Copy out each line of the data that holds the word "ratio".

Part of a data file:
▼

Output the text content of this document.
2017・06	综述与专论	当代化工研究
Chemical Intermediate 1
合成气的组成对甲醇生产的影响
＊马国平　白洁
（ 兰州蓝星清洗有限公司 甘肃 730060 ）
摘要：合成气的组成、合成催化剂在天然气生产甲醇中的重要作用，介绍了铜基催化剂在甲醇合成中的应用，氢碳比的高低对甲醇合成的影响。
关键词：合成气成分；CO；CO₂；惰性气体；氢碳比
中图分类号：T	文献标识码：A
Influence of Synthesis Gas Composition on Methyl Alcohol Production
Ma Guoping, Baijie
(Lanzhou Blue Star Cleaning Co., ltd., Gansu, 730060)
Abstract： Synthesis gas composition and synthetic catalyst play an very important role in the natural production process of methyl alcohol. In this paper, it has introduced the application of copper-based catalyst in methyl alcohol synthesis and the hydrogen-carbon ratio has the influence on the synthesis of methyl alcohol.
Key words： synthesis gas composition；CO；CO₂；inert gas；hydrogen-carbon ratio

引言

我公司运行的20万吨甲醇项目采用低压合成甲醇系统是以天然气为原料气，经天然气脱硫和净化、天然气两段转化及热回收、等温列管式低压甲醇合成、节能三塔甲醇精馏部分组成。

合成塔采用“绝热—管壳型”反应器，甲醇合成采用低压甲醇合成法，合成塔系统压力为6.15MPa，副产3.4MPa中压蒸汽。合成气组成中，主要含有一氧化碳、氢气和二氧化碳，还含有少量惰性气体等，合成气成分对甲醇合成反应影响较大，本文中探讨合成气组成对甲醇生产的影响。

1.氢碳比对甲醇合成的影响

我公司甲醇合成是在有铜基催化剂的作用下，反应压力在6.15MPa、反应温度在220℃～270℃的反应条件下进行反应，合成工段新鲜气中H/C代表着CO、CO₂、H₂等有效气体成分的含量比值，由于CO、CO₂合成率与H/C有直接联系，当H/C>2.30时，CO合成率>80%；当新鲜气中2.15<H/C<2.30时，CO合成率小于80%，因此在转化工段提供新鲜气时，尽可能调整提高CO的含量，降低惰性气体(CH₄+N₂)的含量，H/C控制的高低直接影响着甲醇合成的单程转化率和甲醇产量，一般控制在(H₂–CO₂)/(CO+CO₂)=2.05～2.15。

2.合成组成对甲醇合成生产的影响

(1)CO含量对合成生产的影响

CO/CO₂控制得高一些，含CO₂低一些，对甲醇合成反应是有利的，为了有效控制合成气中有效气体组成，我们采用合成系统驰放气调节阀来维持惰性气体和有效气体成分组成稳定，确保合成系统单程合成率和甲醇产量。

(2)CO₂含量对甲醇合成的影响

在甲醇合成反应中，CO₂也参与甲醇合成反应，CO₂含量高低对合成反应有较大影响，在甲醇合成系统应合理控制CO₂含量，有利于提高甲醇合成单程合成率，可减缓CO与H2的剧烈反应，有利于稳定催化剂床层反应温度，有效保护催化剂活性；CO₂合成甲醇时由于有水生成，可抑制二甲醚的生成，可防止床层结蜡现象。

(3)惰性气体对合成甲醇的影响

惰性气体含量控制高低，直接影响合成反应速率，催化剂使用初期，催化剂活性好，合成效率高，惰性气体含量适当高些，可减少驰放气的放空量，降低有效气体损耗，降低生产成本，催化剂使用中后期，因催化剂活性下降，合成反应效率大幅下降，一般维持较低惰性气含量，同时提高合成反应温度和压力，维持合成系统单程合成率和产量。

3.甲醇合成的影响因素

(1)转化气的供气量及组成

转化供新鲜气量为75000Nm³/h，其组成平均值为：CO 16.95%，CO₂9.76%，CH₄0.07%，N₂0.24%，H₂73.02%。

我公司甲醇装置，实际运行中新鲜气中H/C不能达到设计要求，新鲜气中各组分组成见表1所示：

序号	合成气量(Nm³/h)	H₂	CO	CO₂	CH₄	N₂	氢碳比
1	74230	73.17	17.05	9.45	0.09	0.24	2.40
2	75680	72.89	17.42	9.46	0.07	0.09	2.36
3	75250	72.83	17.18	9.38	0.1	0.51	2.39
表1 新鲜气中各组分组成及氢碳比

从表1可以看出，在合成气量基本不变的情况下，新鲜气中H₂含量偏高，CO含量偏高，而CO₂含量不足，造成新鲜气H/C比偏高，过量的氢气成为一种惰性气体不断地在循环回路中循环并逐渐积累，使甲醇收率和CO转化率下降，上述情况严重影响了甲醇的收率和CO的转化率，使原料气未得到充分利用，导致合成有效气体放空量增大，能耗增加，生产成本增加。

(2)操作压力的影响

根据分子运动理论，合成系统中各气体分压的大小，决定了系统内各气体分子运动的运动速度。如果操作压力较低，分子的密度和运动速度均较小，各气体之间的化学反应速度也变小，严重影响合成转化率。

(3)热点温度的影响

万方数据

▲
▼

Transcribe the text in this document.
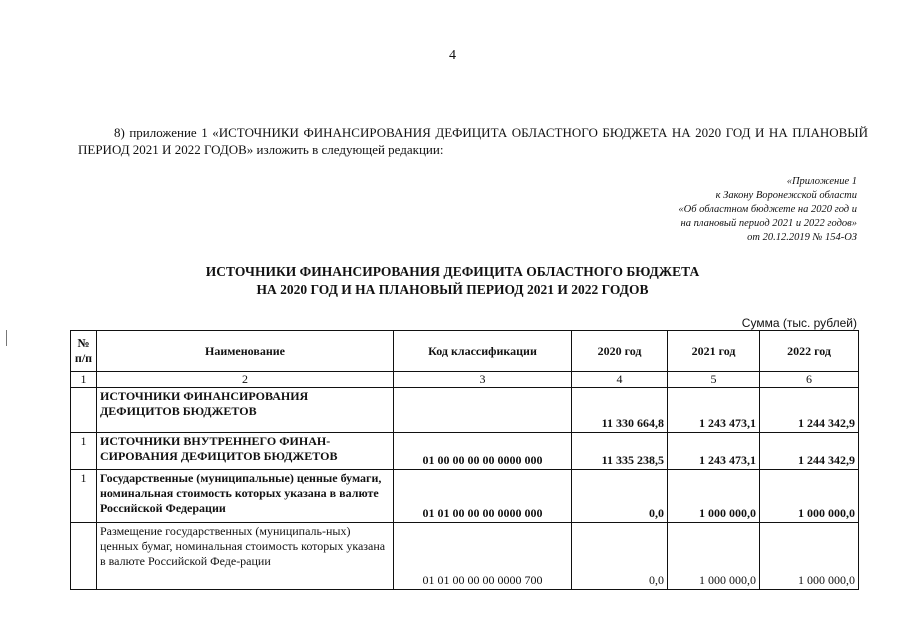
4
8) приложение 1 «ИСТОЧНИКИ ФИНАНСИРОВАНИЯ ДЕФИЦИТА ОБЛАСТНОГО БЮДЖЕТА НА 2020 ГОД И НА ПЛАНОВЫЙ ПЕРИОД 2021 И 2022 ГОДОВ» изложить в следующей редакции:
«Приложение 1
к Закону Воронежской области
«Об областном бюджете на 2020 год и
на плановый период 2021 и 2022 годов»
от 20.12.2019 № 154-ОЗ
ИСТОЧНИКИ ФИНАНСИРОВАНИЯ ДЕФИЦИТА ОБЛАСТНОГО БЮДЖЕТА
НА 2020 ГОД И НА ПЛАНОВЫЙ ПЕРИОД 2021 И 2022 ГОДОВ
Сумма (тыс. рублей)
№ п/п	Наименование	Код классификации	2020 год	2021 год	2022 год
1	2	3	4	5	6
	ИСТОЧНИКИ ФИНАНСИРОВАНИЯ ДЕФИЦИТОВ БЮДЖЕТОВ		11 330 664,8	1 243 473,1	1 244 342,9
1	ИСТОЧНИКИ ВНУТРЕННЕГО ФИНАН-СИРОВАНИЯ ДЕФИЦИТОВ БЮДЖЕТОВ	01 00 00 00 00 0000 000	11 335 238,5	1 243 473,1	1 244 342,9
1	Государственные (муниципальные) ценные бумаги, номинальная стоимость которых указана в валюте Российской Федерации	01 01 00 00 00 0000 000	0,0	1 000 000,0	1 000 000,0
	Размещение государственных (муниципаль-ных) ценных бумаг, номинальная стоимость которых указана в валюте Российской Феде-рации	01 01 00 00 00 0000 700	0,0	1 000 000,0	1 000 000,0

▲
▼

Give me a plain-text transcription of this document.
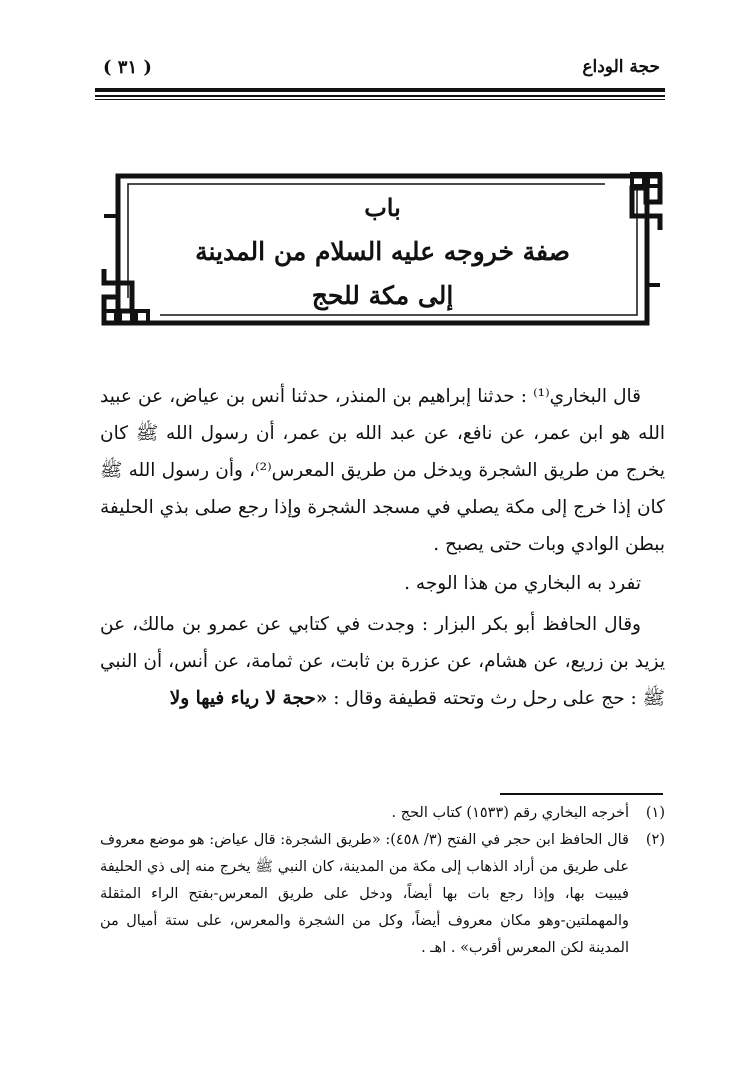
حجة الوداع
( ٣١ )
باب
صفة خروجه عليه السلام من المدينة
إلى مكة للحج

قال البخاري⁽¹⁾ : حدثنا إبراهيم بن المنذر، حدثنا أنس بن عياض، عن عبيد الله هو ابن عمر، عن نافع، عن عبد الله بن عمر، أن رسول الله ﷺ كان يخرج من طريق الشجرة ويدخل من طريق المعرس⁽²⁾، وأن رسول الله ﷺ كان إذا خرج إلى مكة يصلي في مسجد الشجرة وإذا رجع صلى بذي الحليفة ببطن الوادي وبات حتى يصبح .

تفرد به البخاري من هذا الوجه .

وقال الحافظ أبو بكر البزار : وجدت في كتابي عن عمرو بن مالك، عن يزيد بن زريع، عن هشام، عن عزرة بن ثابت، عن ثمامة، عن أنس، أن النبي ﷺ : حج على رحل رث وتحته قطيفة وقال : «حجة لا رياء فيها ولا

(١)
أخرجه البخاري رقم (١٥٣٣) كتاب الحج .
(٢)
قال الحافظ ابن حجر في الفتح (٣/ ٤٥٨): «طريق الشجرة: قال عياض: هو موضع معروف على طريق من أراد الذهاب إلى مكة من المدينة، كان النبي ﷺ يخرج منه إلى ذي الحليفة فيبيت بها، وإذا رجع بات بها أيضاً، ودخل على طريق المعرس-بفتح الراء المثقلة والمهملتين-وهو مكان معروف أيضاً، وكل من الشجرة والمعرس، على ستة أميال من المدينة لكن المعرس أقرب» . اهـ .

▲

Final answer>
Abstract： Synthesis gas composition and synthetic catalyst play an very important role in the natural production process of methyl alcohol. In this paper, it has introduced the application of copper-based catalyst in methyl alcohol synthesis and the hydrogen-carbon ratio has the influence on the synthesis of methyl alcohol.
Key words： synthesis gas composition；CO；CO₂；inert gas；hydrogen-carbon ratio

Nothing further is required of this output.